_CHALLENGE_
Work out how many lines of the listing hold the string "руководителем". Answer with that number alone.

_DATASET_
---

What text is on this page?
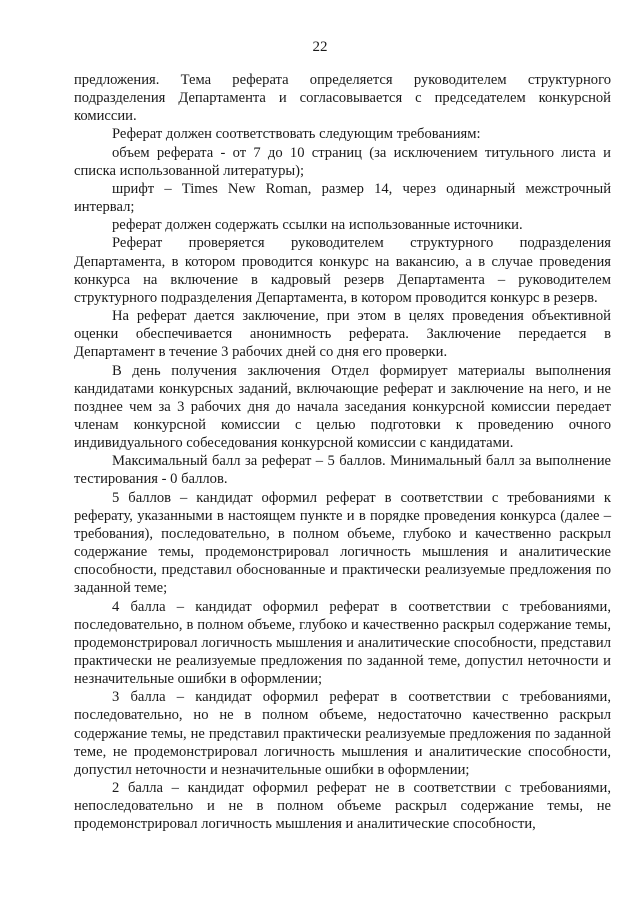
22

предложения. Тема реферата определяется руководителем структурного подразделения Департамента и согласовывается с председателем конкурсной комиссии.

Реферат должен соответствовать следующим требованиям:

объем реферата - от 7 до 10 страниц (за исключением титульного листа и списка использованной литературы);

шрифт – Times New Roman, размер 14, через одинарный межстрочный интервал;

реферат должен содержать ссылки на использованные источники.

Реферат проверяется руководителем структурного подразделения Департамента, в котором проводится конкурс на вакансию, а в случае проведения конкурса на включение в кадровый резерв Департамента – руководителем структурного подразделения Департамента, в котором проводится конкурс в резерв.

На реферат дается заключение, при этом в целях проведения объективной оценки обеспечивается анонимность реферата. Заключение передается в Департамент в течение 3 рабочих дней со дня его проверки.

В день получения заключения Отдел формирует материалы выполнения кандидатами конкурсных заданий, включающие реферат и заключение на него, и не позднее чем за 3 рабочих дня до начала заседания конкурсной комиссии передает членам конкурсной комиссии с целью подготовки к проведению очного индивидуального собеседования конкурсной комиссии с кандидатами.

Максимальный балл за реферат – 5 баллов. Минимальный балл за выполнение тестирования - 0 баллов.

5 баллов – кандидат оформил реферат в соответствии с требованиями к реферату, указанными в настоящем пункте и в порядке проведения конкурса (далее – требования), последовательно, в полном объеме, глубоко и качественно раскрыл содержание темы, продемонстрировал логичность мышления и аналитические способности, представил обоснованные и практически реализуемые предложения по заданной теме;

4 балла – кандидат оформил реферат в соответствии с требованиями, последовательно, в полном объеме, глубоко и качественно раскрыл содержание темы, продемонстрировал логичность мышления и аналитические способности, представил практически не реализуемые предложения по заданной теме, допустил неточности и незначительные ошибки в оформлении;

3 балла – кандидат оформил реферат в соответствии с требованиями, последовательно, но не в полном объеме, недостаточно качественно раскрыл содержание темы, не представил практически реализуемые предложения по заданной теме, не продемонстрировал логичность мышления и аналитические способности, допустил неточности и незначительные ошибки в оформлении;

2 балла – кандидат оформил реферат не в соответствии с требованиями, непоследовательно и не в полном объеме раскрыл содержание темы, не продемонстрировал логичность мышления и аналитические способности,
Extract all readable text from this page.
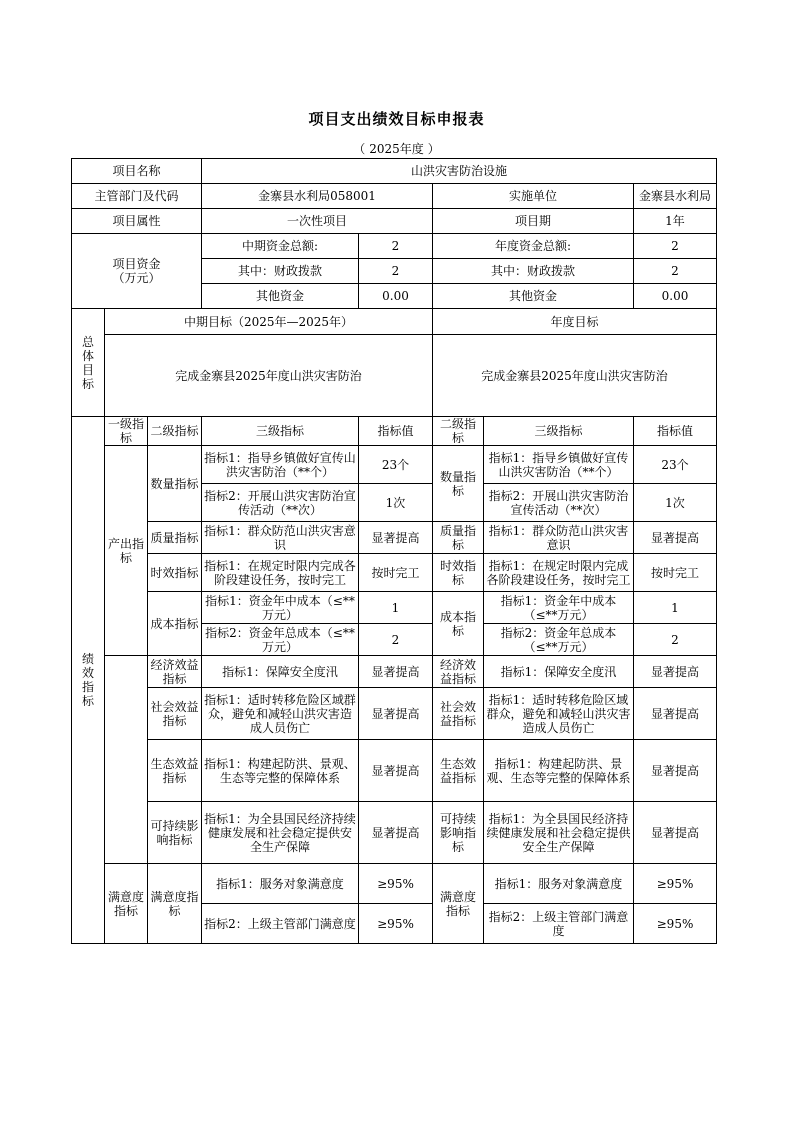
项目支出绩效目标申报表
（ 2025年度 ）
项目名称			山洪灾害防治设施				
主管部门及代码			金寨县水利局058001		实施单位		金寨县水利局
项目属性			一次性项目		项目期		1年
项目资金（万元）			中期资金总额:	2	年度资金总额:		2
			其中：财政拨款	2	其中：财政拨款		2
			其他资金	0.00	其他资金		0.00

总体目标	中期目标（2025年—2025年）				年度目标		
	完成金寨县2025年度山洪灾害防治				完成金寨县2025年度山洪灾害防治		

绩效指标	一级指标	二级指标	三级指标	指标值	二级指标	三级指标	指标值
	产出指标	数量指标	指标1：指导乡镇做好宣传山洪灾害防治（**个）	23个	数量指标	指标1：指导乡镇做好宣传山洪灾害防治（**个）	23个
			指标2：开展山洪灾害防治宣传活动（**次）	1次		指标2：开展山洪灾害防治宣传活动（**次）	1次
		质量指标	指标1：群众防范山洪灾害意识	显著提高	质量指标	指标1：群众防范山洪灾害意识	显著提高
		时效指标	指标1：在规定时限内完成各阶段建设任务，按时完工	按时完工	时效指标	指标1：在规定时限内完成各阶段建设任务，按时完工	按时完工
		成本指标	指标1：资金年中成本（≤**万元）	1	成本指标	指标1：资金年中成本（≤**万元）	1
			指标2：资金年总成本（≤**万元）	2		指标2：资金年总成本（≤**万元）	2
		经济效益指标	指标1：保障安全度汛	显著提高	经济效益指标	指标1：保障安全度汛	显著提高
		社会效益指标	指标1：适时转移危险区域群众，避免和减轻山洪灾害造成人员伤亡	显著提高	社会效益指标	指标1：适时转移危险区域群众，避免和减轻山洪灾害造成人员伤亡	显著提高
		生态效益指标	指标1：构建起防洪、景观、生态等完整的保障体系	显著提高	生态效益指标	指标1：构建起防洪、景观、生态等完整的保障体系	显著提高
		可持续影响指标	指标1：为全县国民经济持续健康发展和社会稳定提供安全生产保障	显著提高	可持续影响指标	指标1：为全县国民经济持续健康发展和社会稳定提供安全生产保障	显著提高
	满意度指标	满意度指标	指标1：服务对象满意度	≥95%	满意度指标	指标1：服务对象满意度	≥95%
			指标2：上级主管部门满意度	≥95%		指标2：上级主管部门满意度	≥95%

---

_SOLUTION FOR THIS EXERCISE_
2